— begin —

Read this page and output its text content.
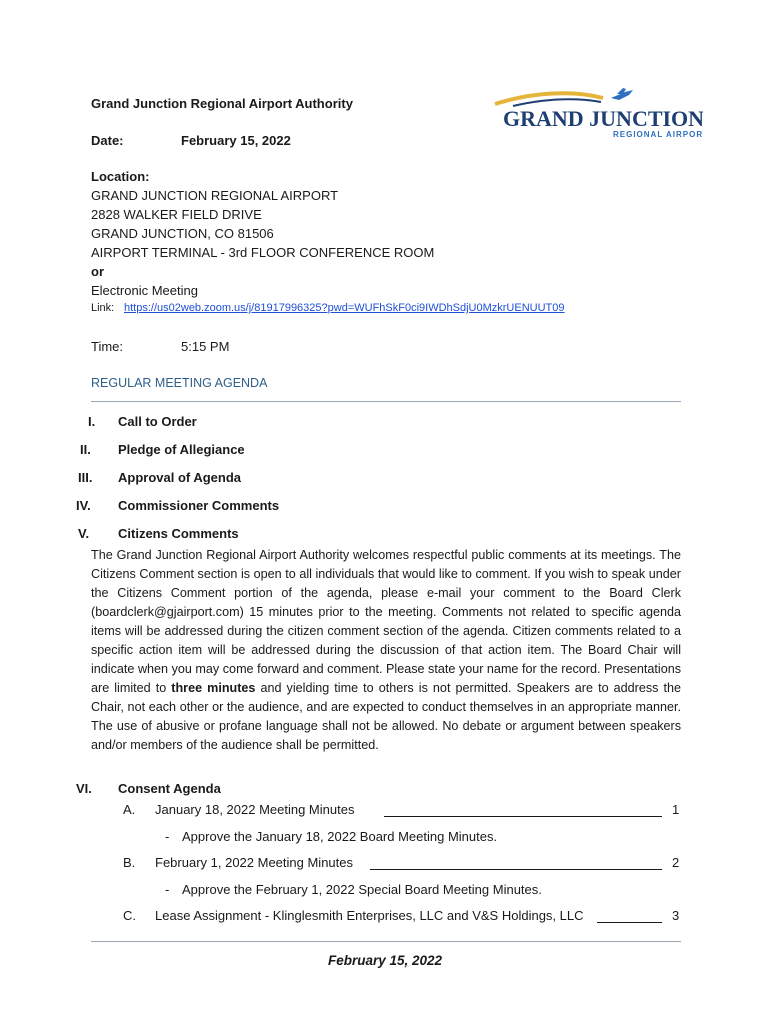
Grand Junction Regional Airport Authority
Date:	February 15, 2022
GRAND JUNCTION
REGIONAL AIRPORT
Location:
GRAND JUNCTION REGIONAL AIRPORT
2828 WALKER FIELD DRIVE
GRAND JUNCTION, CO 81506
AIRPORT TERMINAL - 3rd FLOOR CONFERENCE ROOM
or
Electronic Meeting
Link: https://us02web.zoom.us/j/81917996325?pwd=WUFhSkF0ci9IWDhSdjU0MzkrUENUUT09
Time:	5:15 PM
REGULAR MEETING AGENDA
I.	Call to Order
II.	Pledge of Allegiance
III.	Approval of Agenda
IV.	Commissioner Comments
V.	Citizens Comments
The Grand Junction Regional Airport Authority welcomes respectful public comments at its meetings. The Citizens Comment section is open to all individuals that would like to comment. If you wish to speak under the Citizens Comment portion of the agenda, please e-mail your comment to the Board Clerk (boardclerk@gjairport.com) 15 minutes prior to the meeting. Comments not related to specific agenda items will be addressed during the citizen comment section of the agenda. Citizen comments related to a specific action item will be addressed during the discussion of that action item. The Board Chair will indicate when you may come forward and comment. Please state your name for the record. Presentations are limited to three minutes and yielding time to others is not permitted. Speakers are to address the Chair, not each other or the audience, and are expected to conduct themselves in an appropriate manner. The use of abusive or profane language shall not be allowed. No debate or argument between speakers and/or members of the audience shall be permitted.
VI.	Consent Agenda
A. January 18, 2022 Meeting Minutes	1
- Approve the January 18, 2022 Board Meeting Minutes.
B. February 1, 2022 Meeting Minutes	2
- Approve the February 1, 2022 Special Board Meeting Minutes.
C. Lease Assignment - Klinglesmith Enterprises, LLC and V&S Holdings, LLC	3
February 15, 2022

— end —

Every line in the data that holds "February" should be copied out.

Date:	February 15, 2022
B. February 1, 2022 Meeting Minutes	2
- Approve the February 1, 2022 Special Board Meeting Minutes.
February 15, 2022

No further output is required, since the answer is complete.